■ What to do
Can you write out all of the material below, word for word?

(Records)
□ □ □ □ □ □ □

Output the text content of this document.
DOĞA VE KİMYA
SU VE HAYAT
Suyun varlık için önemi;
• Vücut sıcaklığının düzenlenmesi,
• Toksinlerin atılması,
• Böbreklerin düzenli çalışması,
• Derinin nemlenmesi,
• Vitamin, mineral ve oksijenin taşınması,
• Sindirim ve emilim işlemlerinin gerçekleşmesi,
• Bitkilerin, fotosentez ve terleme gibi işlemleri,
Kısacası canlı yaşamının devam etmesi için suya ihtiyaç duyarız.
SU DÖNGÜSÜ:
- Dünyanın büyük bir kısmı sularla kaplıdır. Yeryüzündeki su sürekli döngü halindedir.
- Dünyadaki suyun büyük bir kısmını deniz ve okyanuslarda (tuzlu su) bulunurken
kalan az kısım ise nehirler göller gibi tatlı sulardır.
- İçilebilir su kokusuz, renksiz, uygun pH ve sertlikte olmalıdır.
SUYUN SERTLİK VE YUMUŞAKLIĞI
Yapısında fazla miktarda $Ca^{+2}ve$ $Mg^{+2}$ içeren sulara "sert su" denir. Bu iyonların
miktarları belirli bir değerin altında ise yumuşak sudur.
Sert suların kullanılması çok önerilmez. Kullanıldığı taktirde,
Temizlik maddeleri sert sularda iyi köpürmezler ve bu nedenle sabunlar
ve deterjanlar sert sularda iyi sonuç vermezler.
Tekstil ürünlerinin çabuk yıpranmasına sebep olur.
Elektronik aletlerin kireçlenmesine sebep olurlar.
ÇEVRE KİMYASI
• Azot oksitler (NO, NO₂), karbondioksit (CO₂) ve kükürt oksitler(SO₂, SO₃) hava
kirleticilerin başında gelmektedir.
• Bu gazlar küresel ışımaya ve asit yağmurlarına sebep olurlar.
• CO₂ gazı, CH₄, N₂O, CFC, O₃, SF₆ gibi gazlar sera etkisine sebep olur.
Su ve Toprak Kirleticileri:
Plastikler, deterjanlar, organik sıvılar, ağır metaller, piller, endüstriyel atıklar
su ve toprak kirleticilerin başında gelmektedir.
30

□ □ □ □ □ □ □

■ Answer to the problem
Output the text content of this document.
DOĞA VE KİMYA
SU VE HAYAT
Suyun varlık için önemi;
• Vücut sıcaklığının düzenlenmesi,
• Toksinlerin atılması,
• Böbreklerin düzenli çalışması,
• Derinin nemlenmesi,
• Vitamin, mineral ve oksijenin taşınması,
• Sindirim ve emilim işlemlerinin gerçekleşmesi,
• Bitkilerin, fotosentez ve terleme gibi işlemleri,
Kısacası canlı yaşamının devam etmesi için suya ihtiyaç duyarız.
SU DÖNGÜSÜ:
- Dünyanın büyük bir kısmı sularla kaplıdır. Yeryüzündeki su sürekli döngü halindedir.
- Dünyadaki suyun büyük bir kısmını deniz ve okyanuslarda (tuzlu su) bulunurken
kalan az kısım ise nehirler göller gibi tatlı sulardır.
- İçilebilir su kokusuz, renksiz, uygun pH ve sertlikte olmalıdır.
SUYUN SERTLİK VE YUMUŞAKLIĞI
Yapısında fazla miktarda $Ca^{+2}ve$ $Mg^{+2}$ içeren sulara "sert su" denir. Bu iyonların
miktarları belirli bir değerin altında ise yumuşak sudur.
Sert suların kullanılması çok önerilmez. Kullanıldığı taktirde,
Temizlik maddeleri sert sularda iyi köpürmezler ve bu nedenle sabunlar
ve deterjanlar sert sularda iyi sonuç vermezler.
Tekstil ürünlerinin çabuk yıpranmasına sebep olur.
Elektronik aletlerin kireçlenmesine sebep olurlar.
ÇEVRE KİMYASI
• Azot oksitler (NO, NO₂), karbondioksit (CO₂) ve kükürt oksitler(SO₂, SO₃) hava
kirleticilerin başında gelmektedir.
• Bu gazlar küresel ışımaya ve asit yağmurlarına sebep olurlar.
• CO₂ gazı, CH₄, N₂O, CFC, O₃, SF₆ gibi gazlar sera etkisine sebep olur.
Su ve Toprak Kirleticileri:
Plastikler, deterjanlar, organik sıvılar, ağır metaller, piller, endüstriyel atıklar
su ve toprak kirleticilerin başında gelmektedir.
30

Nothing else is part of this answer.